## What the exercise asks
Return, word for word, every line starting at the line with "What's the underlying" and ending at the final line of the entries; skip the pictures.

## Material for this exercise
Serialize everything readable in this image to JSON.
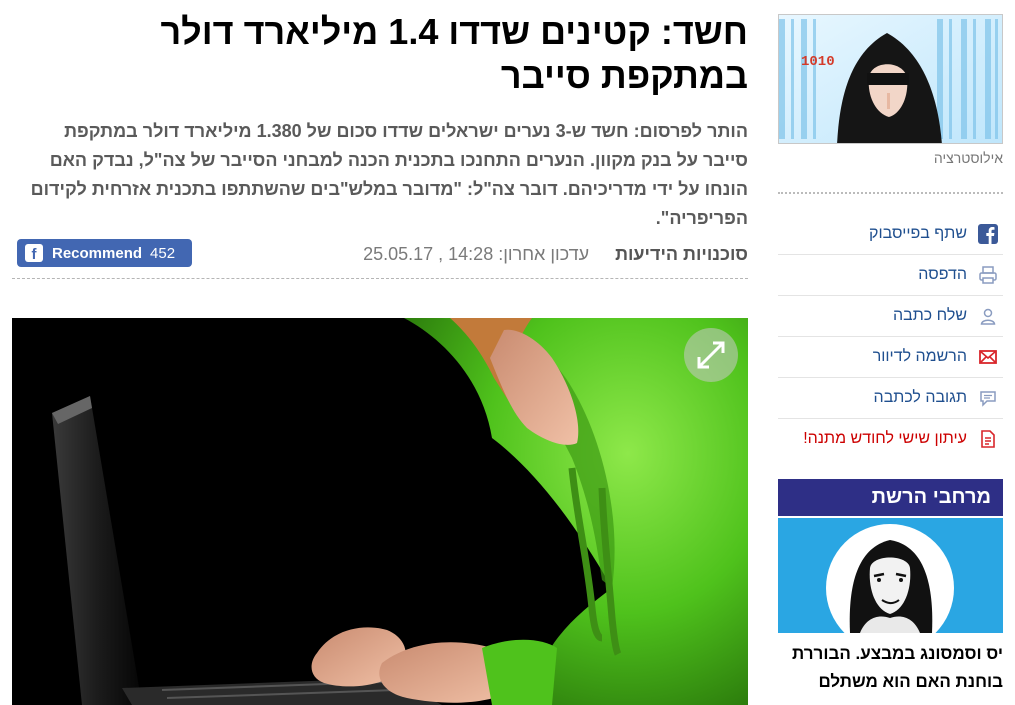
{
  "article": {
    "headline": "חשד: קטינים שדדו 1.4 מיליארד דולר במתקפת סייבר",
    "subhead": "הותר לפרסום: חשד ש-3 נערים ישראלים שדדו סכום של 1.380 מיליארד דולר במתקפת סייבר על בנק מקוון. הנערים התחנכו בתכנית הכנה למבחני הסייבר של צה\"ל, נבדק האם הונחו על ידי מדריכיהם. דובר צה\"ל: \"מדובר במלש\"בים שהשתתפו בתכנית אזרחית לקידום הפריפריה\".",
    "source": "סוכנויות הידיעות",
    "updated_label": "עדכון אחרון:",
    "updated_value": "25.05.17 , 14:28",
    "recommend_label": "Recommend",
    "recommend_count": "452",
    "fb_glyph": "f"
  },
  "sidebar": {
    "thumb_caption": "אילוסטרציה",
    "thumb_text": "1010",
    "share_items": [
      {
        "label": "שתף בפייסבוק",
        "icon": "facebook-icon"
      },
      {
        "label": "הדפסה",
        "icon": "print-icon"
      },
      {
        "label": "שלח כתבה",
        "icon": "person-icon"
      },
      {
        "label": "הרשמה לדיוור",
        "icon": "mail-icon"
      },
      {
        "label": "תגובה לכתבה",
        "icon": "comment-icon"
      },
      {
        "label": "עיתון שישי לחודש מתנה!",
        "icon": "document-icon"
      }
    ],
    "promo_title": "מרחבי הרשת",
    "promo_text": "יס וסמסונג במבצע. הבוררת בוחנת האם הוא משתלם"
  },
  "colors": {
    "link_blue": "#1f4f8f",
    "promo_header": "#2e2f86",
    "fb_blue": "#4267b2",
    "alert_red": "#cc0000",
    "hoodie_green": "#5fcf2a"
  }
}
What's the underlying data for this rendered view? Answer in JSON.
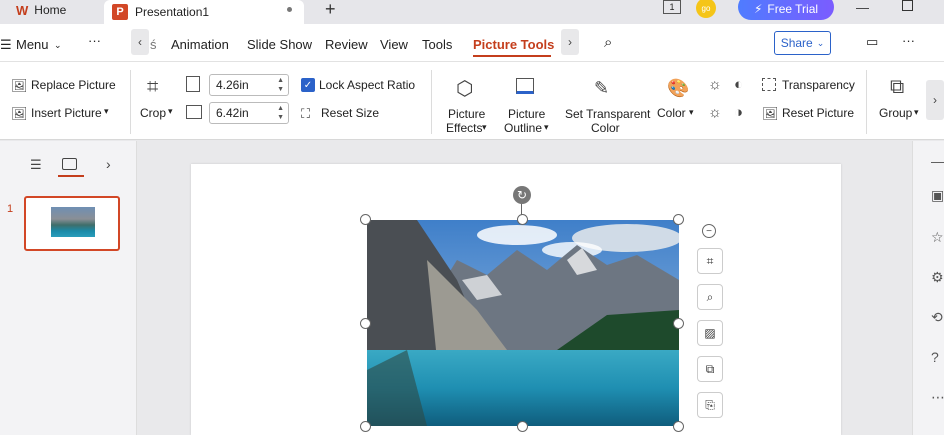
{
  "titlebar": {
    "home_label": "Home",
    "doc_title": "Presentation1",
    "free_trial_label": "Free Trial",
    "avatar_text": "go",
    "badge_text": "1"
  },
  "menubar": {
    "menu_label": "Menu",
    "items": [
      "Animation",
      "Slide Show",
      "Review",
      "View",
      "Tools",
      "Picture Tools"
    ],
    "share_label": "Share"
  },
  "ribbon": {
    "replace_picture": "Replace Picture",
    "insert_picture": "Insert Picture",
    "crop": "Crop",
    "height_value": "4.26in",
    "width_value": "6.42in",
    "lock_aspect_ratio": "Lock Aspect Ratio",
    "reset_size": "Reset Size",
    "picture_effects_1": "Picture",
    "picture_effects_2": "Effects",
    "picture_outline_1": "Picture",
    "picture_outline_2": "Outline",
    "set_transparent_1": "Set Transparent",
    "set_transparent_2": "Color",
    "color": "Color",
    "transparency": "Transparency",
    "reset_picture": "Reset Picture",
    "group": "Group"
  },
  "slides": {
    "slide_number": "1"
  },
  "colors": {
    "accent": "#c43e1c",
    "brand_blue": "#2b62c9"
  }
}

## Response to the exercise
What's the underlying data for this rendered view? Answer in JSON.
{
  "titlebar": {
    "home_label": "Home",
    "doc_title": "Presentation1",
    "free_trial_label": "Free Trial",
    "avatar_text": "go",
    "badge_text": "1"
  },
  "menubar": {
    "menu_label": "Menu",
    "items": [
      "Animation",
      "Slide Show",
      "Review",
      "View",
      "Tools",
      "Picture Tools"
    ],
    "share_label": "Share"
  },
  "ribbon": {
    "replace_picture": "Replace Picture",
    "insert_picture": "Insert Picture",
    "crop": "Crop",
    "height_value": "4.26in",
    "width_value": "6.42in",
    "lock_aspect_ratio": "Lock Aspect Ratio",
    "reset_size": "Reset Size",
    "picture_effects_1": "Picture",
    "picture_effects_2": "Effects",
    "picture_outline_1": "Picture",
    "picture_outline_2": "Outline",
    "set_transparent_1": "Set Transparent",
    "set_transparent_2": "Color",
    "color": "Color",
    "transparency": "Transparency",
    "reset_picture": "Reset Picture",
    "group": "Group"
  },
  "slides": {
    "slide_number": "1"
  },
  "colors": {
    "accent": "#c43e1c",
    "brand_blue": "#2b62c9"
  }
}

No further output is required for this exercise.